## CHALLENGE
Rewrite every line of the records below as a numbered list, leaving out any blank lines.

☆ ☆ ☆ ☆ ☆

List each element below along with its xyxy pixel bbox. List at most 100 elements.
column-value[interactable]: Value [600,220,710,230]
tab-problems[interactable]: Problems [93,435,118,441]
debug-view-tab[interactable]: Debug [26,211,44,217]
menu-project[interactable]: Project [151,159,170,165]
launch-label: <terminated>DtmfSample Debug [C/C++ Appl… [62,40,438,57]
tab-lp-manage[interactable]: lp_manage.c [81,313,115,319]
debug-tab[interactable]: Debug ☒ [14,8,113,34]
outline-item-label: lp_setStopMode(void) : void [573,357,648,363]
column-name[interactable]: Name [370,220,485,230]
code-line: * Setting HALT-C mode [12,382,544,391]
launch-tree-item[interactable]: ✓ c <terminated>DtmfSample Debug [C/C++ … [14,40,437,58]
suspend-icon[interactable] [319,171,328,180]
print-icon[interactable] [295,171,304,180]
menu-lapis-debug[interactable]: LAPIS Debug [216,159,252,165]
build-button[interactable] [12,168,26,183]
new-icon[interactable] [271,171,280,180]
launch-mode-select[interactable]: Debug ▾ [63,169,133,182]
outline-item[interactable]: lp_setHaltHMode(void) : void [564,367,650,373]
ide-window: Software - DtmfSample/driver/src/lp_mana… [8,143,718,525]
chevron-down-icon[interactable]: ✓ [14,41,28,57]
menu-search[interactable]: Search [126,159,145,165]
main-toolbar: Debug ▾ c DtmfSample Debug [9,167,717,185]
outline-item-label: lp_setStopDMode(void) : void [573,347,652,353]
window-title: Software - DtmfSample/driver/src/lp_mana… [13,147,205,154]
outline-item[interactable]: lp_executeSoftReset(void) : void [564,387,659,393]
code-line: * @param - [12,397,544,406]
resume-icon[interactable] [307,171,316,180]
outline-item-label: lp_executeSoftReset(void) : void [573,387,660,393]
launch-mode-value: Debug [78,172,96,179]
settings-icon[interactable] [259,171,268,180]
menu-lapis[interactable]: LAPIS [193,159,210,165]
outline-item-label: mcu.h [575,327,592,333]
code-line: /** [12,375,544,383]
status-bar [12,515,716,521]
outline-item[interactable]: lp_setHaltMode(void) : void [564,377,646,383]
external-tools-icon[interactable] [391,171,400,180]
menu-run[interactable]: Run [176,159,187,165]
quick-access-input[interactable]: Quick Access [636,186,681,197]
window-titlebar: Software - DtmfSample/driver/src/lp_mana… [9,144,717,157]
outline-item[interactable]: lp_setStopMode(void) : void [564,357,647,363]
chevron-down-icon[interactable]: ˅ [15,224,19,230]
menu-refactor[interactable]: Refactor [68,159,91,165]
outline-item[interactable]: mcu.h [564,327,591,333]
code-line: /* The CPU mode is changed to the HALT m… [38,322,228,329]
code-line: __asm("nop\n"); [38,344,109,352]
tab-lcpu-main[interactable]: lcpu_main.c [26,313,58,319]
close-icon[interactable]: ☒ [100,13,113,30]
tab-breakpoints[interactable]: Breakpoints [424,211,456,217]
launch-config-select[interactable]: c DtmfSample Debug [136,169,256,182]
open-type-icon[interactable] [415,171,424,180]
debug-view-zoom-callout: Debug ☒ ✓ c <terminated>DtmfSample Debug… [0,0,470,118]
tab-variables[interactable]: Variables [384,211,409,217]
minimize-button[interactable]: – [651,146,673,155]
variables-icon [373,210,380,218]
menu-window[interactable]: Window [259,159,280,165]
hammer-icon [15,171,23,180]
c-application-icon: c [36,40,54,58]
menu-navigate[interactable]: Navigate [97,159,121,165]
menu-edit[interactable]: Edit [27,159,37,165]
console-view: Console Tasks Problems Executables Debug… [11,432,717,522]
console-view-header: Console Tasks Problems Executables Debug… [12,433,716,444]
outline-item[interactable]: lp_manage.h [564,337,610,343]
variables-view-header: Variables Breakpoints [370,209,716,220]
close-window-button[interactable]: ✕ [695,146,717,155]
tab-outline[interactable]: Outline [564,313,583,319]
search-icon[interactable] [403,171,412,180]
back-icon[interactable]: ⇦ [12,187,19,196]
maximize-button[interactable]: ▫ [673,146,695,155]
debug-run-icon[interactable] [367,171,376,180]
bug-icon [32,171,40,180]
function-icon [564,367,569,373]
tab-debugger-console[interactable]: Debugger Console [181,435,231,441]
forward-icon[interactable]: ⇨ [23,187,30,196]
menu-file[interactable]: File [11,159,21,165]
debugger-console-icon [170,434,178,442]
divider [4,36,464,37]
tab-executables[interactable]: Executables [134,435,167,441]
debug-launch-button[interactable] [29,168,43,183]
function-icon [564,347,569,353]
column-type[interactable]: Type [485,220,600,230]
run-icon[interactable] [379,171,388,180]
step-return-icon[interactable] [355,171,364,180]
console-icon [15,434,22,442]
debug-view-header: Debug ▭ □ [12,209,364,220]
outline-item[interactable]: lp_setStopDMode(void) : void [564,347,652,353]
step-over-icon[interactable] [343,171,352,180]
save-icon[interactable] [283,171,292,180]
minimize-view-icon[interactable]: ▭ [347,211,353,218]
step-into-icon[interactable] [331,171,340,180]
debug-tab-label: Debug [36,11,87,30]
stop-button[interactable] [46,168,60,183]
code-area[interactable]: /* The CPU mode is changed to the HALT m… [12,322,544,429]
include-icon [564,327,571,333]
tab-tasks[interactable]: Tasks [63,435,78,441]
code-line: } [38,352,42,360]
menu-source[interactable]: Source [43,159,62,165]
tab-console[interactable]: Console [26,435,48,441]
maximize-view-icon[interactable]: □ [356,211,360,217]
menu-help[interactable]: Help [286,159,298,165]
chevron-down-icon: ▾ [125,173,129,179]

☆ ☆ ☆ ☆ ☆

## TASK RESPONSE
1. List each element below along with its xyxy pixel bbox. List at most 100 elements.
2. column-value[interactable]: Value [600,220,710,230]
3. tab-problems[interactable]: Problems [93,435,118,441]
4. debug-view-tab[interactable]: Debug [26,211,44,217]
5. menu-project[interactable]: Project [151,159,170,165]
6. launch-label: <terminated>DtmfSample Debug [C/C++ Appl… [62,40,438,57]
7. tab-lp-manage[interactable]: lp_manage.c [81,313,115,319]
8. debug-tab[interactable]: Debug ☒ [14,8,113,34]
9. outline-item-label: lp_setStopMode(void) : void [573,357,648,363]
10. column-name[interactable]: Name [370,220,485,230]
11. code-line: * Setting HALT-C mode [12,382,544,391]
12. launch-tree-item[interactable]: ✓ c <terminated>DtmfSample Debug [C/C++ … [14,40,437,58]
13. suspend-icon[interactable] [319,171,328,180]
14. print-icon[interactable] [295,171,304,180]
15. menu-lapis-debug[interactable]: LAPIS Debug [216,159,252,165]
16. build-button[interactable] [12,168,26,183]
17. new-icon[interactable] [271,171,280,180]
18. launch-mode-select[interactable]: Debug ▾ [63,169,133,182]
19. outline-item[interactable]: lp_setHaltHMode(void) : void [564,367,650,373]
20. ide-window: Software - DtmfSample/driver/src/lp_mana… [8,143,718,525]
21. chevron-down-icon[interactable]: ✓ [14,41,28,57]
22. menu-search[interactable]: Search [126,159,145,165]
23. main-toolbar: Debug ▾ c DtmfSample Debug [9,167,717,185]
24. outline-item-label: lp_setStopDMode(void) : void [573,347,652,353]
25. window-title: Software - DtmfSample/driver/src/lp_mana… [13,147,205,154]
26. outline-item[interactable]: lp_executeSoftReset(void) : void [564,387,659,393]
27. code-line: * @param - [12,397,544,406]
28. resume-icon[interactable] [307,171,316,180]
29. outline-item-label: lp_executeSoftReset(void) : void [573,387,660,393]
30. launch-mode-value: Debug [78,172,96,179]
31. settings-icon[interactable] [259,171,268,180]
32. menu-lapis[interactable]: LAPIS [193,159,210,165]
33. outline-item-label: mcu.h [575,327,592,333]
34. code-line: /** [12,375,544,383]
35. status-bar [12,515,716,521]
36. outline-item[interactable]: lp_setHaltMode(void) : void [564,377,646,383]
37. external-tools-icon[interactable] [391,171,400,180]
38. menu-run[interactable]: Run [176,159,187,165]
39. quick-access-input[interactable]: Quick Access [636,186,681,197]
40. window-titlebar: Software - DtmfSample/driver/src/lp_mana… [9,144,717,157]
41. outline-item[interactable]: lp_setStopMode(void) : void [564,357,647,363]
42. chevron-down-icon[interactable]: ˅ [15,224,19,230]
43. menu-refactor[interactable]: Refactor [68,159,91,165]
44. outline-item[interactable]: mcu.h [564,327,591,333]
45. code-line: /* The CPU mode is changed to the HALT m… [38,322,228,329]
46. code-line: __asm("nop\n"); [38,344,109,352]
47. tab-lcpu-main[interactable]: lcpu_main.c [26,313,58,319]
48. close-icon[interactable]: ☒ [100,13,113,30]
49. tab-breakpoints[interactable]: Breakpoints [424,211,456,217]
50. launch-config-select[interactable]: c DtmfSample Debug [136,169,256,182]
51. open-type-icon[interactable] [415,171,424,180]
52. debug-view-zoom-callout: Debug ☒ ✓ c <terminated>DtmfSample Debug… [0,0,470,118]
53. tab-variables[interactable]: Variables [384,211,409,217]
54. minimize-button[interactable]: – [651,146,673,155]
55. variables-icon [373,210,380,218]
56. menu-window[interactable]: Window [259,159,280,165]
57. hammer-icon [15,171,23,180]
58. c-application-icon: c [36,40,54,58]
59. menu-navigate[interactable]: Navigate [97,159,121,165]
60. menu-edit[interactable]: Edit [27,159,37,165]
61. console-view: Console Tasks Problems Executables Debug… [11,432,717,522]
62. console-view-header: Console Tasks Problems Executables Debug… [12,433,716,444]
63. outline-item[interactable]: lp_manage.h [564,337,610,343]
64. variables-view-header: Variables Breakpoints [370,209,716,220]
65. close-window-button[interactable]: ✕ [695,146,717,155]
66. tab-outline[interactable]: Outline [564,313,583,319]
67. search-icon[interactable] [403,171,412,180]
68. back-icon[interactable]: ⇦ [12,187,19,196]
69. maximize-button[interactable]: ▫ [673,146,695,155]
70. debug-run-icon[interactable] [367,171,376,180]
71. bug-icon [32,171,40,180]
72. function-icon [564,367,569,373]
73. tab-debugger-console[interactable]: Debugger Console [181,435,231,441]
74. forward-icon[interactable]: ⇨ [23,187,30,196]
75. menu-file[interactable]: File [11,159,21,165]
76. debugger-console-icon [170,434,178,442]
77. divider [4,36,464,37]
78. tab-executables[interactable]: Executables [134,435,167,441]
79. debug-launch-button[interactable] [29,168,43,183]
80. function-icon [564,347,569,353]
81. column-type[interactable]: Type [485,220,600,230]
82. run-icon[interactable] [379,171,388,180]
83. step-return-icon[interactable] [355,171,364,180]
84. console-icon [15,434,22,442]
85. debug-view-header: Debug ▭ □ [12,209,364,220]
86. outline-item[interactable]: lp_setStopDMode(void) : void [564,347,652,353]
87. step-over-icon[interactable] [343,171,352,180]
88. save-icon[interactable] [283,171,292,180]
89. minimize-view-icon[interactable]: ▭ [347,211,353,218]
90. step-into-icon[interactable] [331,171,340,180]
91. debug-tab-label: Debug [36,11,87,30]
92. stop-button[interactable] [46,168,60,183]
93. code-area[interactable]: /* The CPU mode is changed to the HALT m… [12,322,544,429]
94. include-icon [564,327,571,333]
95. tab-tasks[interactable]: Tasks [63,435,78,441]
96. code-line: } [38,352,42,360]
97. menu-source[interactable]: Source [43,159,62,165]
98. tab-console[interactable]: Console [26,435,48,441]
99. maximize-view-icon[interactable]: □ [356,211,360,217]
100. menu-help[interactable]: Help [286,159,298,165]
101. chevron-down-icon: ▾ [125,173,129,179]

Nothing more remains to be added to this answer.